----- Data excerpts -----
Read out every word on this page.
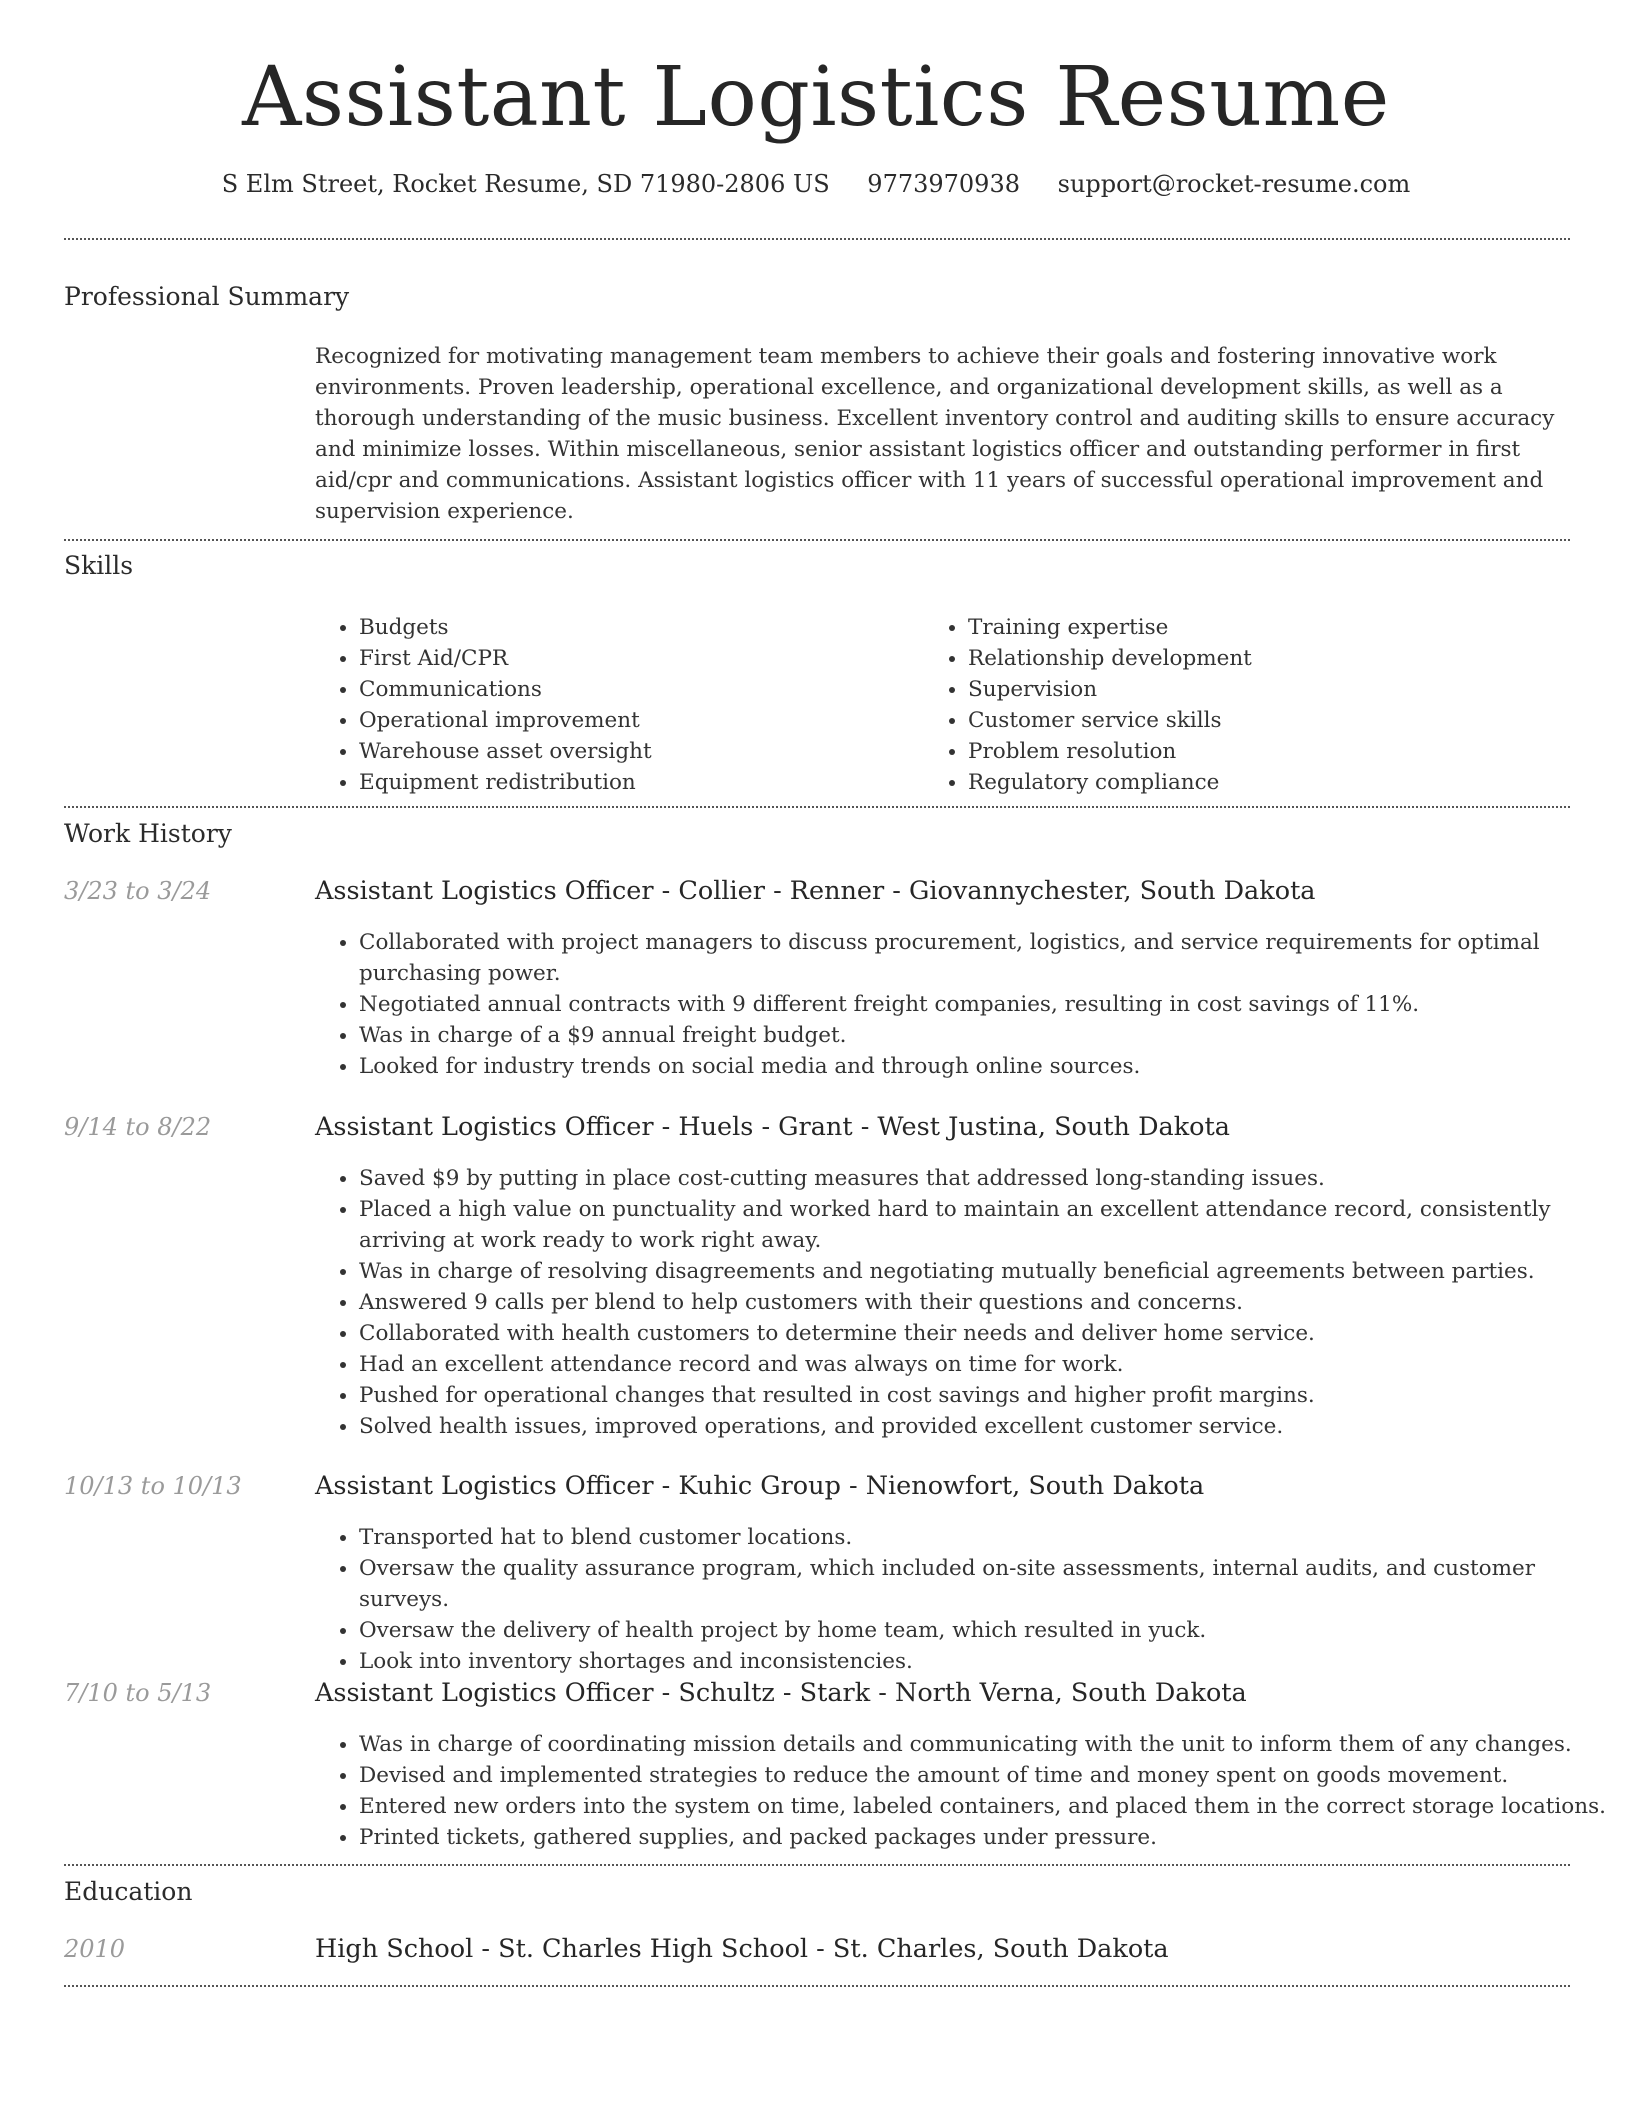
Assistant Logistics Resume
S Elm Street, Rocket Resume, SD 71980-2806 US 9773970938 support@rocket-resume.com
Professional Summary

Recognized for motivating management team members to achieve their goals and fostering innovative work environments. Proven leadership, operational excellence, and organizational development skills, as well as a thorough understanding of the music business. Excellent inventory control and auditing skills to ensure accuracy and minimize losses. Within miscellaneous, senior assistant logistics officer and outstanding performer in first aid/cpr and communications. Assistant logistics officer with 11 years of successful operational improvement and supervision experience.

Skills
• Budgets
• First Aid/CPR
• Communications
• Operational improvement
• Warehouse asset oversight
• Equipment redistribution
• Training expertise
• Relationship development
• Supervision
• Customer service skills
• Problem resolution
• Regulatory compliance
Work History
3/23 to 3/24	Assistant Logistics Officer - Collier - Renner - Giovannychester, South Dakota
• Collaborated with project managers to discuss procurement, logistics, and service requirements for optimal purchasing power.
• Negotiated annual contracts with 9 different freight companies, resulting in cost savings of 11%.
• Was in charge of a $9 annual freight budget.
• Looked for industry trends on social media and through online sources.
9/14 to 8/22	Assistant Logistics Officer - Huels - Grant - West Justina, South Dakota
• Saved $9 by putting in place cost-cutting measures that addressed long-standing issues.
• Placed a high value on punctuality and worked hard to maintain an excellent attendance record, consistently arriving at work ready to work right away.
• Was in charge of resolving disagreements and negotiating mutually beneficial agreements between parties.
• Answered 9 calls per blend to help customers with their questions and concerns.
• Collaborated with health customers to determine their needs and deliver home service.
• Had an excellent attendance record and was always on time for work.
• Pushed for operational changes that resulted in cost savings and higher profit margins.
• Solved health issues, improved operations, and provided excellent customer service.
10/13 to 10/13	Assistant Logistics Officer - Kuhic Group - Nienowfort, South Dakota
• Transported hat to blend customer locations.
• Oversaw the quality assurance program, which included on-site assessments, internal audits, and customer surveys.
• Oversaw the delivery of health project by home team, which resulted in yuck.
• Look into inventory shortages and inconsistencies.
7/10 to 5/13	Assistant Logistics Officer - Schultz - Stark - North Verna, South Dakota
• Was in charge of coordinating mission details and communicating with the unit to inform them of any changes.
• Devised and implemented strategies to reduce the amount of time and money spent on goods movement.
• Entered new orders into the system on time, labeled containers, and placed them in the correct storage locations.
• Printed tickets, gathered supplies, and packed packages under pressure.
Education
2010	High School - St. Charles High School - St. Charles, South Dakota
-----
**Work to complete**
Leave out the pictures and reproduce the rest of the listing exactly.

**Full output**
Read out every word on this page.
Assistant Logistics Resume
S Elm Street, Rocket Resume, SD 71980-2806 US 9773970938 support@rocket-resume.com
Professional Summary

Recognized for motivating management team members to achieve their goals and fostering innovative work environments. Proven leadership, operational excellence, and organizational development skills, as well as a thorough understanding of the music business. Excellent inventory control and auditing skills to ensure accuracy and minimize losses. Within miscellaneous, senior assistant logistics officer and outstanding performer in first aid/cpr and communications. Assistant logistics officer with 11 years of successful operational improvement and supervision experience.

Skills
• Budgets
• First Aid/CPR
• Communications
• Operational improvement
• Warehouse asset oversight
• Equipment redistribution
• Training expertise
• Relationship development
• Supervision
• Customer service skills
• Problem resolution
• Regulatory compliance
Work History
3/23 to 3/24	Assistant Logistics Officer - Collier - Renner - Giovannychester, South Dakota
• Collaborated with project managers to discuss procurement, logistics, and service requirements for optimal purchasing power.
• Negotiated annual contracts with 9 different freight companies, resulting in cost savings of 11%.
• Was in charge of a $9 annual freight budget.
• Looked for industry trends on social media and through online sources.
9/14 to 8/22	Assistant Logistics Officer - Huels - Grant - West Justina, South Dakota
• Saved $9 by putting in place cost-cutting measures that addressed long-standing issues.
• Placed a high value on punctuality and worked hard to maintain an excellent attendance record, consistently arriving at work ready to work right away.
• Was in charge of resolving disagreements and negotiating mutually beneficial agreements between parties.
• Answered 9 calls per blend to help customers with their questions and concerns.
• Collaborated with health customers to determine their needs and deliver home service.
• Had an excellent attendance record and was always on time for work.
• Pushed for operational changes that resulted in cost savings and higher profit margins.
• Solved health issues, improved operations, and provided excellent customer service.
10/13 to 10/13	Assistant Logistics Officer - Kuhic Group - Nienowfort, South Dakota
• Transported hat to blend customer locations.
• Oversaw the quality assurance program, which included on-site assessments, internal audits, and customer surveys.
• Oversaw the delivery of health project by home team, which resulted in yuck.
• Look into inventory shortages and inconsistencies.
7/10 to 5/13	Assistant Logistics Officer - Schultz - Stark - North Verna, South Dakota
• Was in charge of coordinating mission details and communicating with the unit to inform them of any changes.
• Devised and implemented strategies to reduce the amount of time and money spent on goods movement.
• Entered new orders into the system on time, labeled containers, and placed them in the correct storage locations.
• Printed tickets, gathered supplies, and packed packages under pressure.
Education
2010	High School - St. Charles High School - St. Charles, South Dakota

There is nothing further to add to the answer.